====== Records for this task
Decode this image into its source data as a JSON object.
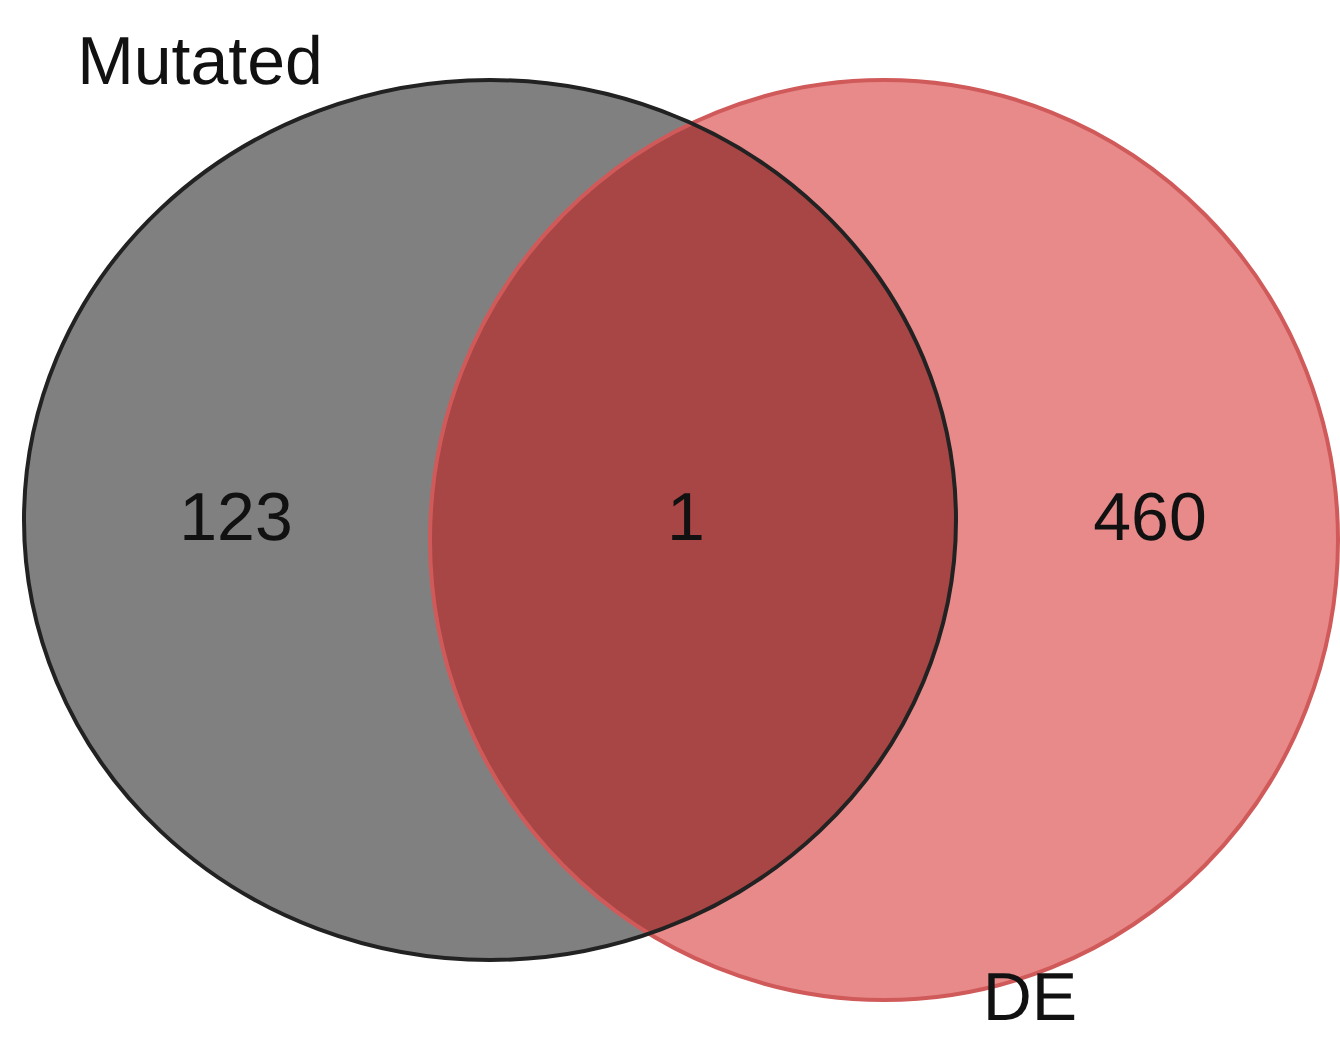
{
  "chart_data": {
    "type": "other",
    "categories": [
      null,
      null,
      null
    ],
    "values": [
      123,
      1,
      460
    ],
    "colors": [
      "#808080",
      "#a84545",
      "#e88a8a"
    ],
    "data_labels": true,
    "annotations": [
      "Mutated",
      "DE"
    ]
  }
}
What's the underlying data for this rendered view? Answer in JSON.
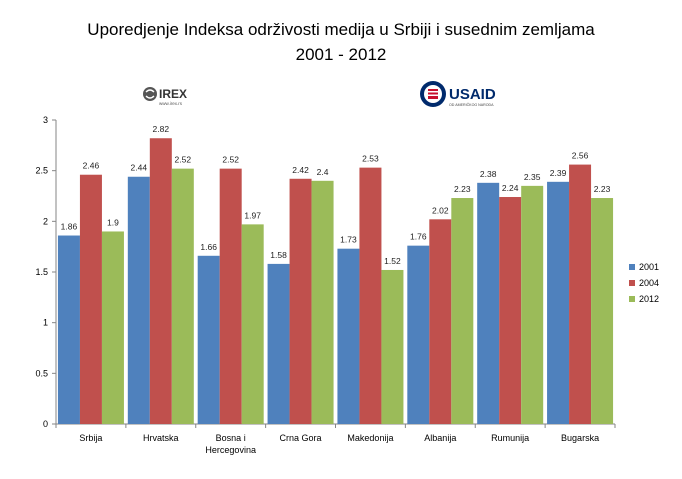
{
  "title_line1": "Uporedjenje Indeksa održivosti medija u Srbiji i susednim zemljama",
  "title_line2": "2001 - 2012",
  "logos": {
    "irex_text": "IREX",
    "irex_sub": "www.irex.rs",
    "usaid_text": "USAID",
    "usaid_sub": "OD AMERIČKOG NARODA"
  },
  "colors": {
    "s2001": "#4f81bd",
    "s2004": "#c0504d",
    "s2012": "#9bbb59"
  },
  "chart_data": {
    "type": "bar",
    "title": "Uporedjenje Indeksa održivosti medija u Srbiji i susednim zemljama 2001 - 2012",
    "categories": [
      "Srbija",
      "Hrvatska",
      "Bosna i Hercegovina",
      "Crna Gora",
      "Makedonija",
      "Albanija",
      "Rumunija",
      "Bugarska"
    ],
    "category_lines": [
      [
        "Srbija"
      ],
      [
        "Hrvatska"
      ],
      [
        "Bosna i",
        "Hercegovina"
      ],
      [
        "Crna Gora"
      ],
      [
        "Makedonija"
      ],
      [
        "Albanija"
      ],
      [
        "Rumunija"
      ],
      [
        "Bugarska"
      ]
    ],
    "series": [
      {
        "name": "2001",
        "values": [
          1.86,
          2.44,
          1.66,
          1.58,
          1.73,
          1.76,
          2.38,
          2.39
        ]
      },
      {
        "name": "2004",
        "values": [
          2.46,
          2.82,
          2.52,
          2.42,
          2.53,
          2.02,
          2.24,
          2.56
        ]
      },
      {
        "name": "2012",
        "values": [
          1.9,
          2.52,
          1.97,
          2.4,
          1.52,
          2.23,
          2.35,
          2.23
        ]
      }
    ],
    "y_ticks": [
      "0",
      "0.5",
      "1",
      "1.5",
      "2",
      "2.5",
      "3"
    ],
    "ylim": [
      0,
      3
    ],
    "grid": false,
    "legend": "right"
  }
}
============
Goal
Output a faithful copy of the data, with each picture left out.

Answer to the exercise
Decode this image into its source data as a JSON object.
{
  "chart_data": {
    "type": "other",
    "categories": [
      null,
      null,
      null
    ],
    "values": [
      123,
      1,
      460
    ],
    "colors": [
      "#808080",
      "#a84545",
      "#e88a8a"
    ],
    "data_labels": true,
    "annotations": [
      "Mutated",
      "DE"
    ]
  }
}
What's the underlying data for this rendered view? Answer in JSON.
{
  "title_line1": "Uporedjenje Indeksa održivosti medija u Srbiji i susednim zemljama",
  "title_line2": "2001 - 2012",
  "logos": {
    "irex_text": "IREX",
    "irex_sub": "www.irex.rs",
    "usaid_text": "USAID",
    "usaid_sub": "OD AMERIČKOG NARODA"
  },
  "colors": {
    "s2001": "#4f81bd",
    "s2004": "#c0504d",
    "s2012": "#9bbb59"
  },
  "chart_data": {
    "type": "bar",
    "title": "Uporedjenje Indeksa održivosti medija u Srbiji i susednim zemljama 2001 - 2012",
    "categories": [
      "Srbija",
      "Hrvatska",
      "Bosna i Hercegovina",
      "Crna Gora",
      "Makedonija",
      "Albanija",
      "Rumunija",
      "Bugarska"
    ],
    "category_lines": [
      [
        "Srbija"
      ],
      [
        "Hrvatska"
      ],
      [
        "Bosna i",
        "Hercegovina"
      ],
      [
        "Crna Gora"
      ],
      [
        "Makedonija"
      ],
      [
        "Albanija"
      ],
      [
        "Rumunija"
      ],
      [
        "Bugarska"
      ]
    ],
    "series": [
      {
        "name": "2001",
        "values": [
          1.86,
          2.44,
          1.66,
          1.58,
          1.73,
          1.76,
          2.38,
          2.39
        ]
      },
      {
        "name": "2004",
        "values": [
          2.46,
          2.82,
          2.52,
          2.42,
          2.53,
          2.02,
          2.24,
          2.56
        ]
      },
      {
        "name": "2012",
        "values": [
          1.9,
          2.52,
          1.97,
          2.4,
          1.52,
          2.23,
          2.35,
          2.23
        ]
      }
    ],
    "y_ticks": [
      "0",
      "0.5",
      "1",
      "1.5",
      "2",
      "2.5",
      "3"
    ],
    "ylim": [
      0,
      3
    ],
    "grid": false,
    "legend": "right"
  }
}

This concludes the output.